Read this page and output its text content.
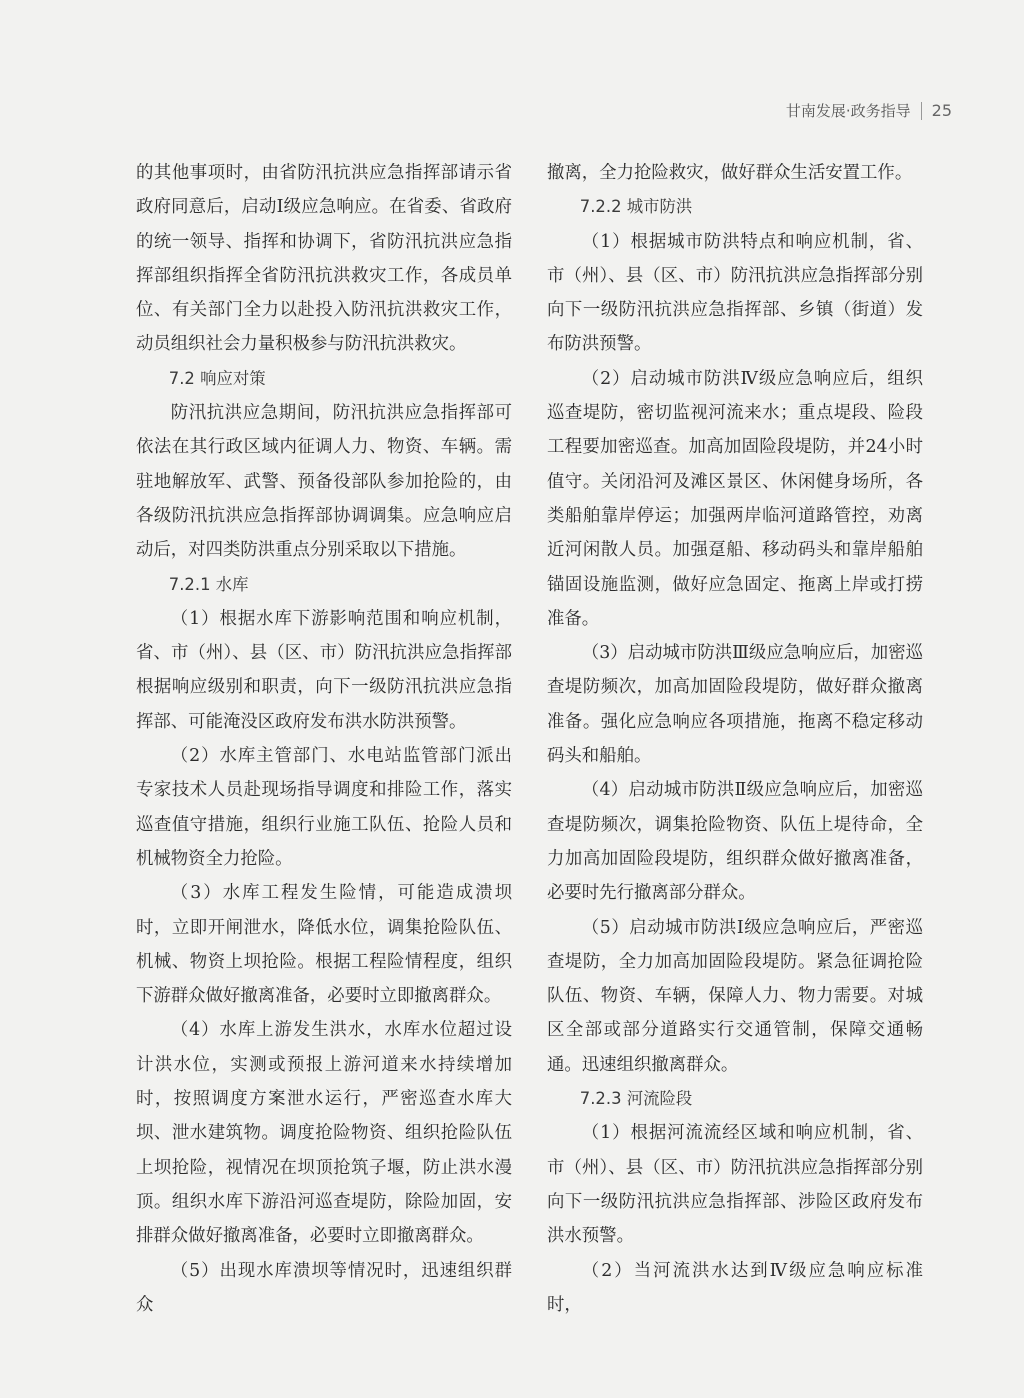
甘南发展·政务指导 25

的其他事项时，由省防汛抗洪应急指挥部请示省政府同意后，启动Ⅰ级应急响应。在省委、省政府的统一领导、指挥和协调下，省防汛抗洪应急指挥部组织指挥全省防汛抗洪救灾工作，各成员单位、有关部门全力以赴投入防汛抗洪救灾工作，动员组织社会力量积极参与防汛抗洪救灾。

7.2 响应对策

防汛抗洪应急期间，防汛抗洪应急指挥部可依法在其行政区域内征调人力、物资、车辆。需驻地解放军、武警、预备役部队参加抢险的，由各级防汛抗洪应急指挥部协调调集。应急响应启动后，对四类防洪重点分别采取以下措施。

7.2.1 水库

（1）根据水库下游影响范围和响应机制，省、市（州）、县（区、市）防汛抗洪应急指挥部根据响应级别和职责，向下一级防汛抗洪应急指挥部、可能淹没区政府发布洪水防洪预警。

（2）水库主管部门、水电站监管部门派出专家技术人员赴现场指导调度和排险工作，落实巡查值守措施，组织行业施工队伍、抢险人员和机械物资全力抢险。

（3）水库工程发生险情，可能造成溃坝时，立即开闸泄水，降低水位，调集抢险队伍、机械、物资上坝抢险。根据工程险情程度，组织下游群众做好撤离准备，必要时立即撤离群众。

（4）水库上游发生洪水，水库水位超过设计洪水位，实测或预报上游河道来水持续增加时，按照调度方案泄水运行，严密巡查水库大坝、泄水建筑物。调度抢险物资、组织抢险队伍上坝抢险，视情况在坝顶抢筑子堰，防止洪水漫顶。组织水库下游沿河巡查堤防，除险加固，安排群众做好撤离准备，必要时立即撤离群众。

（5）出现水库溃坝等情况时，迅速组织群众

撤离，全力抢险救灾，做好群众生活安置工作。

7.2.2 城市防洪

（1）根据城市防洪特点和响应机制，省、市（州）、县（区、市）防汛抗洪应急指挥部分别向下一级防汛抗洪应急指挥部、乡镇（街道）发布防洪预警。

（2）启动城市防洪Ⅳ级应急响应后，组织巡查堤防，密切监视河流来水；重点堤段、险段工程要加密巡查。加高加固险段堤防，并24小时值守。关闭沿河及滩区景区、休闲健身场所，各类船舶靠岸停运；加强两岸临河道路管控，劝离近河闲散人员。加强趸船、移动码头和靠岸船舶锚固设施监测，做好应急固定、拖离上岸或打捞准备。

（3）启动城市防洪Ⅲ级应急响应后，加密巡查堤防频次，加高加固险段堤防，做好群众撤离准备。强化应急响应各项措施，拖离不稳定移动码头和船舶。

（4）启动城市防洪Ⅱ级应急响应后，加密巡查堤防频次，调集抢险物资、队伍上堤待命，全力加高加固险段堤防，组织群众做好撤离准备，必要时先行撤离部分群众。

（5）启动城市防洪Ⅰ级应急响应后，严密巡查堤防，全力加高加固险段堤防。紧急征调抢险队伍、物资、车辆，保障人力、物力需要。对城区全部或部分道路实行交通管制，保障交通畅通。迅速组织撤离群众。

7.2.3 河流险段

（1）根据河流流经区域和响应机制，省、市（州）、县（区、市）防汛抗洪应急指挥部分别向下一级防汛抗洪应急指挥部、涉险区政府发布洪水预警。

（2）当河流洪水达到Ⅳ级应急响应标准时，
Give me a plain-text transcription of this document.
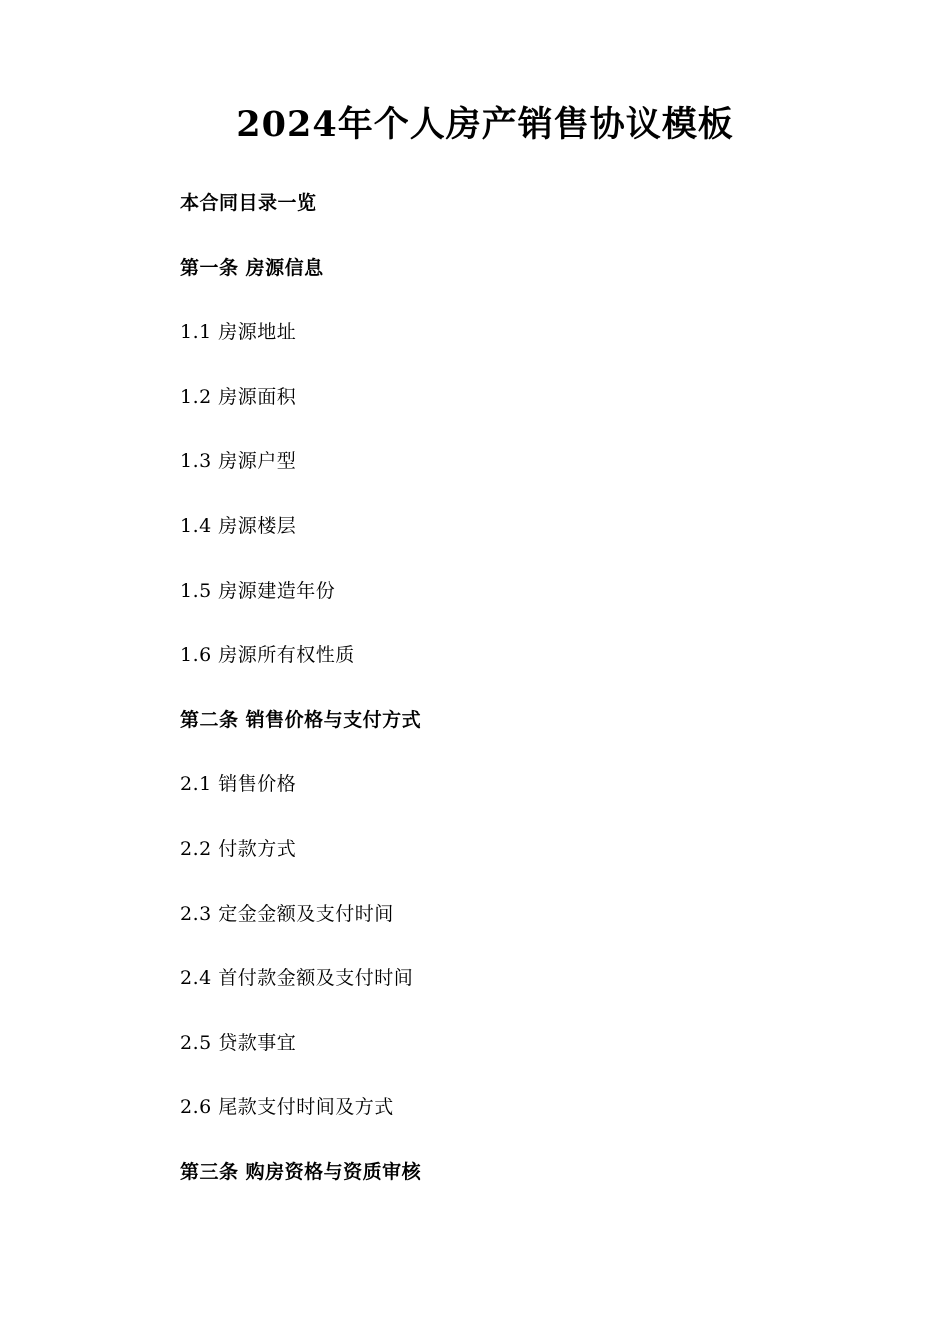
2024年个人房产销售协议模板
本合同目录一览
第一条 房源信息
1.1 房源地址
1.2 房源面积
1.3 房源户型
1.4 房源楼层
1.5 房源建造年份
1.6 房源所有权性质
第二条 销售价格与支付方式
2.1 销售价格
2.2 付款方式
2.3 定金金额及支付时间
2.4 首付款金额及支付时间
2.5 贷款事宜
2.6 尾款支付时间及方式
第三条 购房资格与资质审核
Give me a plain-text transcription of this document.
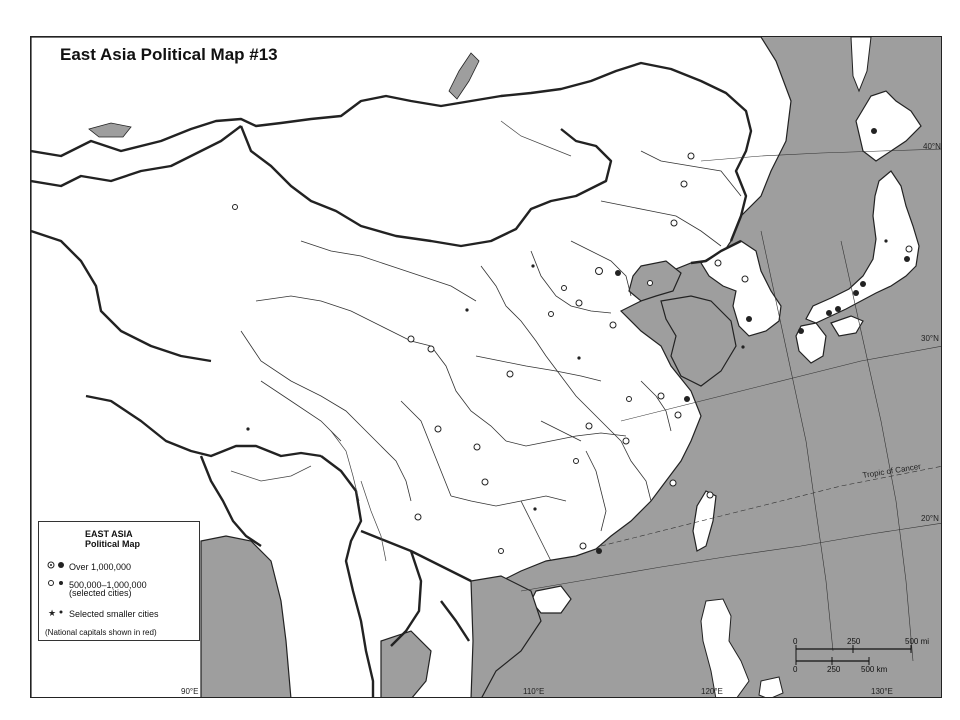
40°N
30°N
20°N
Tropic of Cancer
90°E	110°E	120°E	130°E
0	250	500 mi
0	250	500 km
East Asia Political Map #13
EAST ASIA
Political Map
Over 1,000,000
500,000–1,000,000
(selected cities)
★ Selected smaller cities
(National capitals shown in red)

· · ·

* [Written problem] Omit the pictures, and quote the material above exactly as given.

* [The solution]
Read this page and output its text content.
甘南发展·政务指导 25

的其他事项时，由省防汛抗洪应急指挥部请示省政府同意后，启动Ⅰ级应急响应。在省委、省政府的统一领导、指挥和协调下，省防汛抗洪应急指挥部组织指挥全省防汛抗洪救灾工作，各成员单位、有关部门全力以赴投入防汛抗洪救灾工作，动员组织社会力量积极参与防汛抗洪救灾。

7.2 响应对策

防汛抗洪应急期间，防汛抗洪应急指挥部可依法在其行政区域内征调人力、物资、车辆。需驻地解放军、武警、预备役部队参加抢险的，由各级防汛抗洪应急指挥部协调调集。应急响应启动后，对四类防洪重点分别采取以下措施。

7.2.1 水库

（1）根据水库下游影响范围和响应机制，省、市（州）、县（区、市）防汛抗洪应急指挥部根据响应级别和职责，向下一级防汛抗洪应急指挥部、可能淹没区政府发布洪水防洪预警。

（2）水库主管部门、水电站监管部门派出专家技术人员赴现场指导调度和排险工作，落实巡查值守措施，组织行业施工队伍、抢险人员和机械物资全力抢险。

（3）水库工程发生险情，可能造成溃坝时，立即开闸泄水，降低水位，调集抢险队伍、机械、物资上坝抢险。根据工程险情程度，组织下游群众做好撤离准备，必要时立即撤离群众。

（4）水库上游发生洪水，水库水位超过设计洪水位，实测或预报上游河道来水持续增加时，按照调度方案泄水运行，严密巡查水库大坝、泄水建筑物。调度抢险物资、组织抢险队伍上坝抢险，视情况在坝顶抢筑子堰，防止洪水漫顶。组织水库下游沿河巡查堤防，除险加固，安排群众做好撤离准备，必要时立即撤离群众。

（5）出现水库溃坝等情况时，迅速组织群众

撤离，全力抢险救灾，做好群众生活安置工作。

7.2.2 城市防洪

（1）根据城市防洪特点和响应机制，省、市（州）、县（区、市）防汛抗洪应急指挥部分别向下一级防汛抗洪应急指挥部、乡镇（街道）发布防洪预警。

（2）启动城市防洪Ⅳ级应急响应后，组织巡查堤防，密切监视河流来水；重点堤段、险段工程要加密巡查。加高加固险段堤防，并24小时值守。关闭沿河及滩区景区、休闲健身场所，各类船舶靠岸停运；加强两岸临河道路管控，劝离近河闲散人员。加强趸船、移动码头和靠岸船舶锚固设施监测，做好应急固定、拖离上岸或打捞准备。

（3）启动城市防洪Ⅲ级应急响应后，加密巡查堤防频次，加高加固险段堤防，做好群众撤离准备。强化应急响应各项措施，拖离不稳定移动码头和船舶。

（4）启动城市防洪Ⅱ级应急响应后，加密巡查堤防频次，调集抢险物资、队伍上堤待命，全力加高加固险段堤防，组织群众做好撤离准备，必要时先行撤离部分群众。

（5）启动城市防洪Ⅰ级应急响应后，严密巡查堤防，全力加高加固险段堤防。紧急征调抢险队伍、物资、车辆，保障人力、物力需要。对城区全部或部分道路实行交通管制，保障交通畅通。迅速组织撤离群众。

7.2.3 河流险段

（1）根据河流流经区域和响应机制，省、市（州）、县（区、市）防汛抗洪应急指挥部分别向下一级防汛抗洪应急指挥部、涉险区政府发布洪水预警。

（2）当河流洪水达到Ⅳ级应急响应标准时，
Give me a plain-text transcription of this document.
2024年个人房产销售协议模板
本合同目录一览
第一条 房源信息
1.1 房源地址
1.2 房源面积
1.3 房源户型
1.4 房源楼层
1.5 房源建造年份
1.6 房源所有权性质
第二条 销售价格与支付方式
2.1 销售价格
2.2 付款方式
2.3 定金金额及支付时间
2.4 首付款金额及支付时间
2.5 贷款事宜
2.6 尾款支付时间及方式
第三条 购房资格与资质审核
Give me a plain-text transcription of this document.
40°N
30°N
20°N
Tropic of Cancer
90°E	110°E	120°E	130°E
0	250	500 mi
0	250	500 km
East Asia Political Map #13
EAST ASIA
Political Map
Over 1,000,000
500,000–1,000,000
(selected cities)
★ Selected smaller cities
(National capitals shown in red)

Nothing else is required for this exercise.